Dataset records |
------------------------------

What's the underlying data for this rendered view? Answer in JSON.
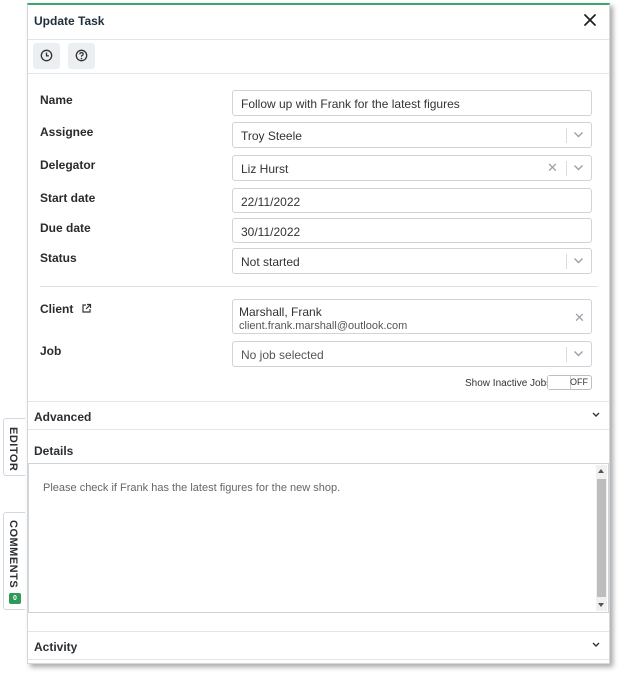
{
  "dialog": {
    "title": "Update Task"
  },
  "toolbar": {
    "history_icon": "clock-icon",
    "help_icon": "question-icon"
  },
  "form": {
    "name": {
      "label": "Name",
      "value": "Follow up with Frank for the latest figures"
    },
    "assignee": {
      "label": "Assignee",
      "value": "Troy Steele"
    },
    "delegator": {
      "label": "Delegator",
      "value": "Liz Hurst"
    },
    "start_date": {
      "label": "Start date",
      "value": "22/11/2022"
    },
    "due_date": {
      "label": "Due date",
      "value": "30/11/2022"
    },
    "status": {
      "label": "Status",
      "value": "Not started"
    },
    "client": {
      "label": "Client",
      "name": "Marshall, Frank",
      "email": "client.frank.marshall@outlook.com",
      "link_icon": "external-link-icon"
    },
    "job": {
      "label": "Job",
      "placeholder": "No job selected"
    },
    "inactive_jobs": {
      "label": "Show Inactive Jobs",
      "state": "OFF"
    }
  },
  "sections": {
    "advanced": "Advanced",
    "details": "Details",
    "details_text": "Please check if Frank has the latest figures for the new shop.",
    "activity": "Activity"
  },
  "side_tabs": {
    "editor": "EDITOR",
    "comments": "COMMENTS",
    "comments_count": "0"
  },
  "colors": {
    "accent": "#3aa86a",
    "badge": "#2e9a57"
  }
}
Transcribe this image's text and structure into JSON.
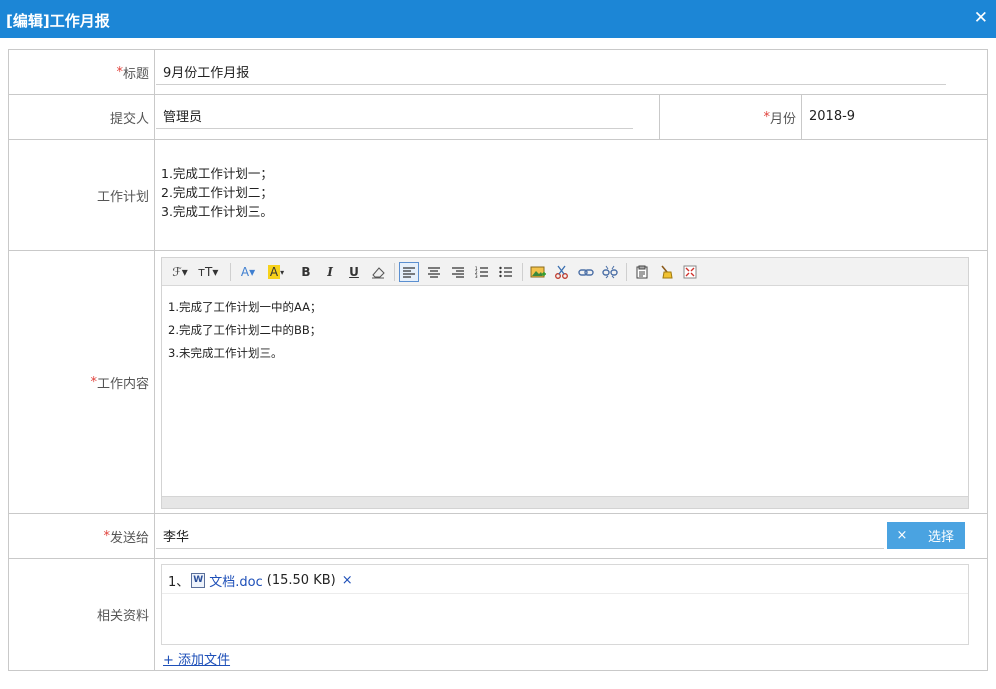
{
  "window": {
    "title": "[编辑]工作月报",
    "close_glyph": "✕"
  },
  "fields": {
    "title": {
      "label": "标题",
      "required": "*",
      "value": "9月份工作月报"
    },
    "submitter": {
      "label": "提交人",
      "value": "管理员"
    },
    "month": {
      "label": "月份",
      "required": "*",
      "value": "2018-9"
    },
    "plan": {
      "label": "工作计划",
      "lines": [
        "1.完成工作计划一；",
        "2.完成工作计划二；",
        "3.完成工作计划三。"
      ]
    },
    "content": {
      "label": "工作内容",
      "required": "*",
      "lines": [
        "1.完成了工作计划一中的AA；",
        "2.完成了工作计划二中的BB；",
        "3.未完成工作计划三。"
      ]
    },
    "send_to": {
      "label": "发送给",
      "required": "*",
      "value": "李华",
      "clear_label": "×",
      "choose_label": "选择"
    },
    "attachments": {
      "label": "相关资料",
      "items": [
        {
          "index": "1、",
          "name": "文档.doc",
          "size": "(15.50 KB)",
          "remove": "×"
        }
      ],
      "add_label": "+ 添加文件"
    }
  },
  "toolbar": {
    "font_family": "ℱ▾",
    "font_size": "тT▾",
    "font_color": "A▾",
    "bg_color": "A",
    "bold": "B",
    "italic": "I",
    "underline": "U"
  },
  "colors": {
    "titlebar": "#1c86d6",
    "button": "#4aa3e1",
    "required": "#e0403a",
    "link": "#1d4fb8",
    "highlight": "#f7d21b"
  }
}
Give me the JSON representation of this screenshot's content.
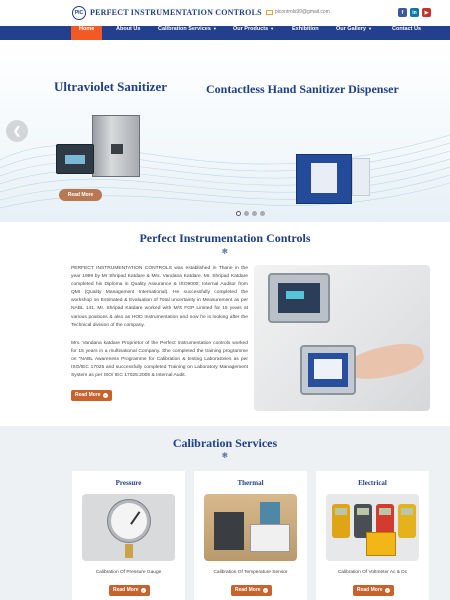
{
  "header": {
    "logo_text": "PIC",
    "brand": "PERFECT INSTRUMENTATION CONTROLS",
    "email": "picontrols99@gmail.com",
    "social": [
      "f",
      "in",
      "▶"
    ]
  },
  "nav": {
    "items": [
      {
        "label": "Home",
        "active": true
      },
      {
        "label": "About Us"
      },
      {
        "label": "Calibration Services",
        "dropdown": true
      },
      {
        "label": "Our Products",
        "dropdown": true
      },
      {
        "label": "Exhibition"
      },
      {
        "label": "Our Gallery",
        "dropdown": true
      },
      {
        "label": "Contact Us"
      }
    ]
  },
  "slider": {
    "title_left": "Ultraviolet Sanitizer",
    "title_right": "Contactless Hand Sanitizer Dispenser",
    "read_more": "Read More",
    "prev_arrow": "❮",
    "dots": 4,
    "active_dot": 0
  },
  "about": {
    "title": "Perfect Instrumentation Controls",
    "divider": "❄",
    "para1": "PERFECT INSTRUMENTATION CONTROLS was established in Thane in the year 1999 by Mr Shripad Katdare & Mrs. Vandana Katdare. Mr. Shripad Katdare completed his Diploma in Quality Assurance & ISO9000; Internal Auditor from QMI (Quality Management International). He successfully completed the workshop on Estimated & Evaluation of Total uncertainty in Measurement as per NABL 141. Mr. Shripad Katdare worked with M/S FGP Limited for 15 years at various positions & also as HOD Instrumentation and now he is looking after the Technical division of the company.",
    "para2": "Mrs. Vandana katdare Proprietor of the Perfect Instrumentation controls worked for 15 years in a multinational Company. She completed the training programme on \"NABL Awareness Programme for Calibration & testing Laboratories as per ISO/IEC 17025 and successfully completed Training on Laboratory Management System as per ISO/ IEC 17025:2005 & Internal Audit.",
    "read_more": "Read More"
  },
  "services": {
    "title": "Calibration Services",
    "divider": "❄",
    "cards": [
      {
        "title": "Pressure",
        "caption": "Calibration Of Pressure Gauge",
        "read_more": "Read More"
      },
      {
        "title": "Thermal",
        "caption": "Calibration Of Temperature Sensor",
        "read_more": "Read More"
      },
      {
        "title": "Electrical",
        "caption": "Calibration Of Voltmeter Ac & Dc",
        "read_more": "Read More"
      }
    ]
  },
  "colors": {
    "brand_blue": "#1f3f86",
    "nav_blue": "#23408e",
    "accent_orange": "#f15a24",
    "button_brown": "#c8632e"
  }
}
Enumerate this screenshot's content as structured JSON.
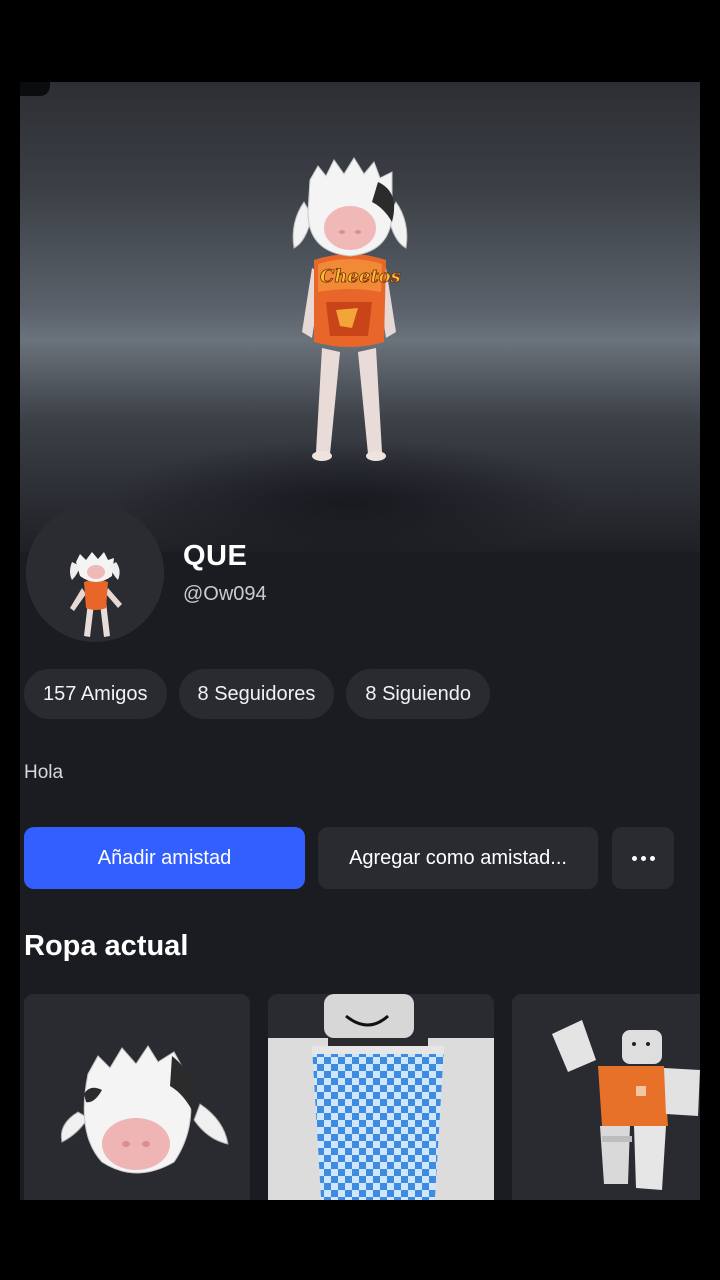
{
  "profile": {
    "display_name": "QUE",
    "username": "@Ow094",
    "bio": "Hola"
  },
  "stats": {
    "friends": "157 Amigos",
    "followers": "8 Seguidores",
    "following": "8 Siguiendo"
  },
  "actions": {
    "add_friend": "Añadir amistad",
    "request_friend": "Agregar como amistad...",
    "more": "more-options"
  },
  "outfit": {
    "section_title": "Ropa actual",
    "items": [
      {
        "icon": "cow-head-accessory-thumbnail"
      },
      {
        "icon": "checkered-shirt-thumbnail"
      },
      {
        "icon": "orange-shirt-avatar-thumbnail"
      }
    ]
  },
  "colors": {
    "accent": "#335fff",
    "surface": "#1b1c21",
    "pill": "#2a2b31"
  }
}
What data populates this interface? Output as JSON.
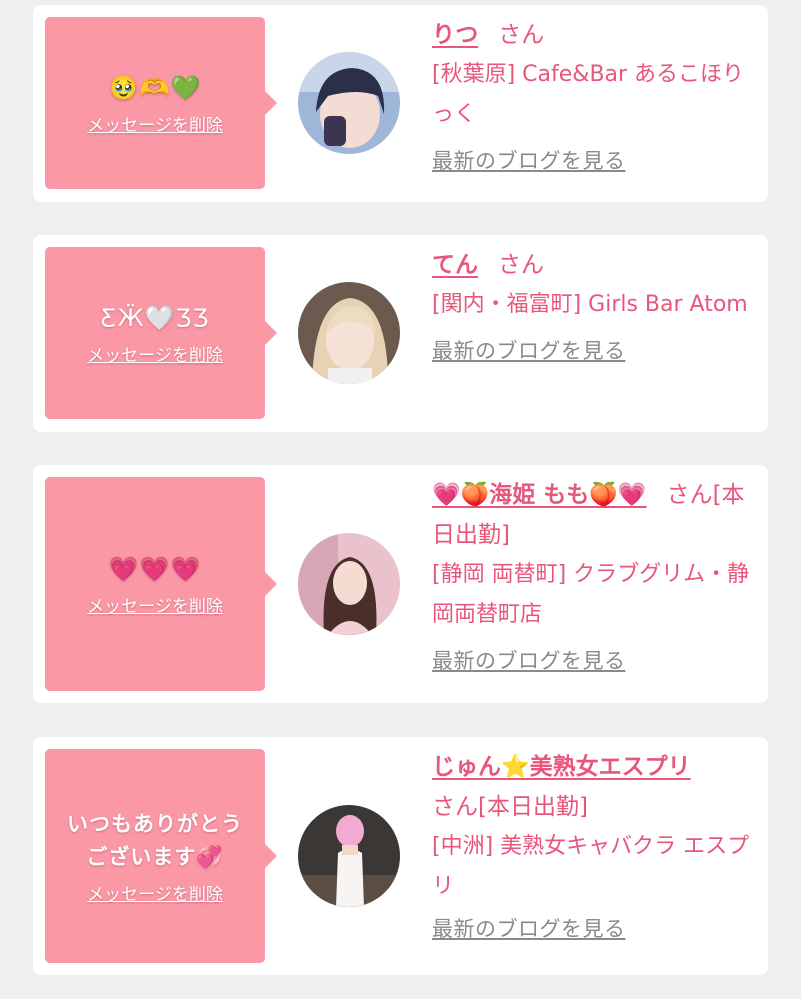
{
  "colors": {
    "page_bg": "#efefef",
    "card_bg": "#ffffff",
    "message_bg": "#fa98a6",
    "accent_pink": "#e8567a",
    "link_gray": "#8a8a8a"
  },
  "messages": [
    {
      "message_text": "🥹🫶💚",
      "delete_label": "メッセージを削除",
      "name": "りつ",
      "honorific": "さん",
      "shop": "[秋葉原] Cafe&Bar あるこほりっく",
      "blog_link": "最新のブログを見る",
      "avatar_icon": "profile-photo-dark-hair"
    },
    {
      "message_text": "ƸӜ🤍ƷƷ",
      "delete_label": "メッセージを削除",
      "name": "てん",
      "honorific": "さん",
      "shop": "[関内・福富町] Girls Bar Atom",
      "blog_link": "最新のブログを見る",
      "avatar_icon": "profile-photo-blonde-hair"
    },
    {
      "message_text": "💗💗💗",
      "delete_label": "メッセージを削除",
      "name": "💗🍑海姫 もも🍑💗",
      "honorific": "さん",
      "status": "[本日出勤]",
      "shop": "[静岡 両替町] クラブグリム・静岡両替町店",
      "blog_link": "最新のブログを見る",
      "avatar_icon": "profile-photo-long-hair"
    },
    {
      "message_text": "いつもありがとうございます💞",
      "delete_label": "メッセージを削除",
      "name": "じゅん⭐美熟女エスプリ",
      "honorific": "さん",
      "status": "[本日出勤]",
      "shop": "[中洲] 美熟女キャバクラ エスプリ",
      "blog_link": "最新のブログを見る",
      "avatar_icon": "profile-photo-white-dress"
    }
  ]
}
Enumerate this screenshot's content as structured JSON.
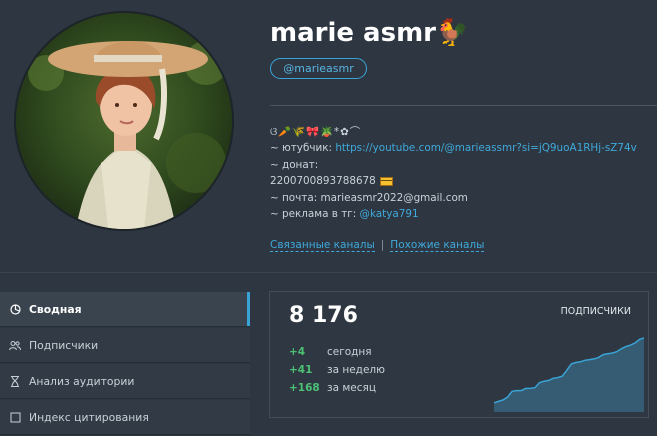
{
  "profile": {
    "name": "marie asmr",
    "name_emoji": "🐓",
    "handle": "@marieasmr"
  },
  "bio": {
    "emoji_line": "ଓ🥕🌾🎀🪴*✿⌒",
    "youtube_prefix": "~ ютубчик: ",
    "youtube_url": "https://youtube.com/@marieassmr?si=jQ9uoA1RHj-sZ74v",
    "donate_label": "~ донат:",
    "donate_number": "2200700893788678",
    "mail_line": "~ почта: marieasmr2022@gmail.com",
    "ads_prefix": "~ реклама в тг: ",
    "ads_handle": "@katya791"
  },
  "links": {
    "related": "Связанные каналы",
    "separator": "|",
    "similar": "Похожие каналы"
  },
  "menu": {
    "items": [
      {
        "label": "Сводная",
        "icon": "summary-icon"
      },
      {
        "label": "Подписчики",
        "icon": "users-icon"
      },
      {
        "label": "Анализ аудитории",
        "icon": "hourglass-icon"
      },
      {
        "label": "Индекс цитирования",
        "icon": "citation-icon"
      }
    ]
  },
  "stats": {
    "total": "8 176",
    "label": "ПОДПИСЧИКИ",
    "rows": [
      {
        "value": "+4",
        "label": "сегодня"
      },
      {
        "value": "+41",
        "label": "за неделю"
      },
      {
        "value": "+168",
        "label": "за месяц"
      }
    ],
    "sparkline": [
      0.1,
      0.12,
      0.14,
      0.18,
      0.26,
      0.27,
      0.27,
      0.3,
      0.3,
      0.31,
      0.38,
      0.4,
      0.41,
      0.44,
      0.45,
      0.47,
      0.55,
      0.64,
      0.66,
      0.67,
      0.69,
      0.7,
      0.71,
      0.73,
      0.77,
      0.78,
      0.79,
      0.81,
      0.85,
      0.88,
      0.9,
      0.93,
      0.98,
      1.0
    ]
  },
  "colors": {
    "accent": "#3aa3d6",
    "positive": "#4cc074",
    "background": "#2e3741"
  }
}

------------------------------

Task description | The lines above form a set of records; determine how many of them contain the string "content" and give that number alone.

The solution | 4